* [What is being asked] Filter the records below and copy every line containing the word "your".

* [Records for this task]
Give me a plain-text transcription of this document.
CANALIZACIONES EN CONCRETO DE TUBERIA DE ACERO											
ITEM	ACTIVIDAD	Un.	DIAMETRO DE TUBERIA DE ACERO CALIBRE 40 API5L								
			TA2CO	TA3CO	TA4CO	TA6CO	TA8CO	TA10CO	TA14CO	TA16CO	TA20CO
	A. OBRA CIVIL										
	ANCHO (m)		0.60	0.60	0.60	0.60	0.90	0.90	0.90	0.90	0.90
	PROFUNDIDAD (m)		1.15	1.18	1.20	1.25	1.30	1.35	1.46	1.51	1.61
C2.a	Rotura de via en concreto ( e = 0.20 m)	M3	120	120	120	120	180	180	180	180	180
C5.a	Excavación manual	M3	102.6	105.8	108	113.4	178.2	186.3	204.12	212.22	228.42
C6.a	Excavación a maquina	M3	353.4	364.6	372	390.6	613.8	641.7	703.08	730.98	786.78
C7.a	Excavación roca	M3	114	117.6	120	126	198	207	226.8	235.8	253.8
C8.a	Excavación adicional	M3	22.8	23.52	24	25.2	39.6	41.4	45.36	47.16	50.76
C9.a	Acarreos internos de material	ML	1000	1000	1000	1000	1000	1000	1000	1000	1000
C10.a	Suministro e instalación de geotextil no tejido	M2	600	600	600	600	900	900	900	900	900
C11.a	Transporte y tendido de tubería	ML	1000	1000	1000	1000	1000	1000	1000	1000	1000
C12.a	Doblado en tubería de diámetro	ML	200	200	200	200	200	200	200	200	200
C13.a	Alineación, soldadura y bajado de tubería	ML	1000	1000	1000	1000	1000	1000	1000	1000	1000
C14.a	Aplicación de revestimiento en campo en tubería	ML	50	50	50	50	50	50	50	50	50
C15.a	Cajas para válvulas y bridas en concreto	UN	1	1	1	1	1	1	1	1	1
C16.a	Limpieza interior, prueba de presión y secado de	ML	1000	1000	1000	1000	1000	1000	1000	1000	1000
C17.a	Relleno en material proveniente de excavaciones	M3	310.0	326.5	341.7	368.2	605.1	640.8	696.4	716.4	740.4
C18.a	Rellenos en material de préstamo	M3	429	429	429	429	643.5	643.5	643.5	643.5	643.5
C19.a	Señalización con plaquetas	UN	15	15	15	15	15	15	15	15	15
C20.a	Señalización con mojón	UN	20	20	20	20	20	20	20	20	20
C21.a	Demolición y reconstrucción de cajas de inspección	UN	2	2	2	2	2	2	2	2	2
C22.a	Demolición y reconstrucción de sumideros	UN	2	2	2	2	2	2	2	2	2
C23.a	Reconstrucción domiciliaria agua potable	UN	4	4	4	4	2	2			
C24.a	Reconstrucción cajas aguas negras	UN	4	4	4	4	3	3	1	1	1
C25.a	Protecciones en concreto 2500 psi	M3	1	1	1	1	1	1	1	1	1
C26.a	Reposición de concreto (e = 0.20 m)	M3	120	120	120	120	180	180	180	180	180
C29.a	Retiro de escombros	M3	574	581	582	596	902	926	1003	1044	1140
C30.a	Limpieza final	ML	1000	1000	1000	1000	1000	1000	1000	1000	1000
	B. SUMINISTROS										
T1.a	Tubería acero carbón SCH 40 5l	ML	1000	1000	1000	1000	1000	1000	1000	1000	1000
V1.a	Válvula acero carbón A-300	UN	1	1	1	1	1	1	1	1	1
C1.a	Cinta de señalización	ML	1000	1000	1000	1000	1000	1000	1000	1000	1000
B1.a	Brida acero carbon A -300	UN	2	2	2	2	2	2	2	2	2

---

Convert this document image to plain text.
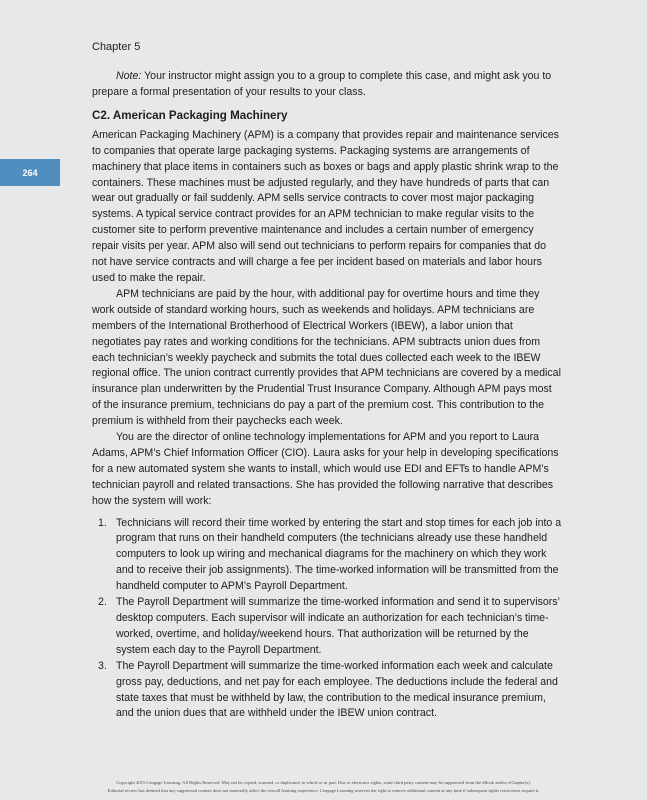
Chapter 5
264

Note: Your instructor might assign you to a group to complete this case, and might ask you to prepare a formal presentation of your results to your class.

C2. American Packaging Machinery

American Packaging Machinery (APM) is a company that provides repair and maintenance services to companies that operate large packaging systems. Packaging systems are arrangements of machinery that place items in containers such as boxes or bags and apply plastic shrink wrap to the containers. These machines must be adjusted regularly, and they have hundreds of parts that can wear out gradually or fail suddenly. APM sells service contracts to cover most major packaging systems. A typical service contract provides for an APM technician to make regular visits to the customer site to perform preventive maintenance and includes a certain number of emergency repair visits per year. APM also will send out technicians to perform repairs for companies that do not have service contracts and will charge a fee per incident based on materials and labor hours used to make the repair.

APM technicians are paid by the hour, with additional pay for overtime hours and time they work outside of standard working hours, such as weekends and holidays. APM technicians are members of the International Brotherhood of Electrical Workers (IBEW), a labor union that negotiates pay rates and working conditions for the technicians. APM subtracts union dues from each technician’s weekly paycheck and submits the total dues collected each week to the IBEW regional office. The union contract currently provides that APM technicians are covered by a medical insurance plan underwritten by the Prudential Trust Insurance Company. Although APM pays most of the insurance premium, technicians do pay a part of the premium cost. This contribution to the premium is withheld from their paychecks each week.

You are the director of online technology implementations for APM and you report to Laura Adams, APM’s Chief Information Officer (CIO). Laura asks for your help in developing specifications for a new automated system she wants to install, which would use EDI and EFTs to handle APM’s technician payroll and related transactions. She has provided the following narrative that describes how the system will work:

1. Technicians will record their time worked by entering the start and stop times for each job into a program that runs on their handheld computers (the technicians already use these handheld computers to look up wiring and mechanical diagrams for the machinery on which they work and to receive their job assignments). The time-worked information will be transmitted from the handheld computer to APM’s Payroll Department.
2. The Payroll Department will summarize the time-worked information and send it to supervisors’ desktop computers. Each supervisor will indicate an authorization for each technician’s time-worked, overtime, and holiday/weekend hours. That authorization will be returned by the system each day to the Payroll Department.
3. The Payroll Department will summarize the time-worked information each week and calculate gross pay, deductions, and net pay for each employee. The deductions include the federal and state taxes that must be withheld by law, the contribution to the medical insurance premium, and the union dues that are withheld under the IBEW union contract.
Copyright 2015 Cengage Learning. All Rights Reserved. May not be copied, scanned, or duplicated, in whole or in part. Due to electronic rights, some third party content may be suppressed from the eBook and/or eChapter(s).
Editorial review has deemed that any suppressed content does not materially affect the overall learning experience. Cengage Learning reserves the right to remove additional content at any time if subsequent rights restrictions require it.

--

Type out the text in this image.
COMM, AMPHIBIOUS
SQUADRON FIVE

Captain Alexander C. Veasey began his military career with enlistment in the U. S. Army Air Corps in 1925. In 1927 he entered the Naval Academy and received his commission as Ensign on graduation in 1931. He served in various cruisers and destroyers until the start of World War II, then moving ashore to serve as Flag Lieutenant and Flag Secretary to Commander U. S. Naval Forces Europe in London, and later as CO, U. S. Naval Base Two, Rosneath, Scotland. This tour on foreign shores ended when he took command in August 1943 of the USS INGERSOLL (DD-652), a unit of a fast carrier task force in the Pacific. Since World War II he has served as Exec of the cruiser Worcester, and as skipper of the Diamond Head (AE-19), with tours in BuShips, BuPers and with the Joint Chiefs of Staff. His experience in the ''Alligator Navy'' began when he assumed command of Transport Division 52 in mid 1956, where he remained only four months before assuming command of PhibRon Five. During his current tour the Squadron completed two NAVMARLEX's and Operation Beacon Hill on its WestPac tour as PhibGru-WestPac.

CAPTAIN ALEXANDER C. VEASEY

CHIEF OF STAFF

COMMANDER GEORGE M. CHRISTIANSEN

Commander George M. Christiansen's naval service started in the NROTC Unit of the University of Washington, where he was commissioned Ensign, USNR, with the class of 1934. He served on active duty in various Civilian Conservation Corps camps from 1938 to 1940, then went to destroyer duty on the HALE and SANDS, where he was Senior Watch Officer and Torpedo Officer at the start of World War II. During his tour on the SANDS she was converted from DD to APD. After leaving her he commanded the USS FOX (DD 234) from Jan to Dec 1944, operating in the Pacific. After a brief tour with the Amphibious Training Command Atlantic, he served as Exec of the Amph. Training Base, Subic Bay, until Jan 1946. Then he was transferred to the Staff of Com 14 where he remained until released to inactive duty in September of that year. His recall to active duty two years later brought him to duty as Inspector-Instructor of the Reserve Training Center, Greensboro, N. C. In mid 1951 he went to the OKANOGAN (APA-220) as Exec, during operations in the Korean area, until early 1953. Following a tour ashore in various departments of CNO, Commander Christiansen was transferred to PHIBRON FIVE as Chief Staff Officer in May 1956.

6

* [Expected output]
Note: Your instructor might assign you to a group to complete this case, and might ask you to prepare a formal presentation of your results to your class.
You are the director of online technology implementations for APM and you report to Laura Adams, APM’s Chief Information Officer (CIO). Laura asks for your help in developing specifications for a new automated system she wants to install, which would use EDI and EFTs to handle APM’s technician payroll and related transactions. She has provided the following narrative that describes how the system will work:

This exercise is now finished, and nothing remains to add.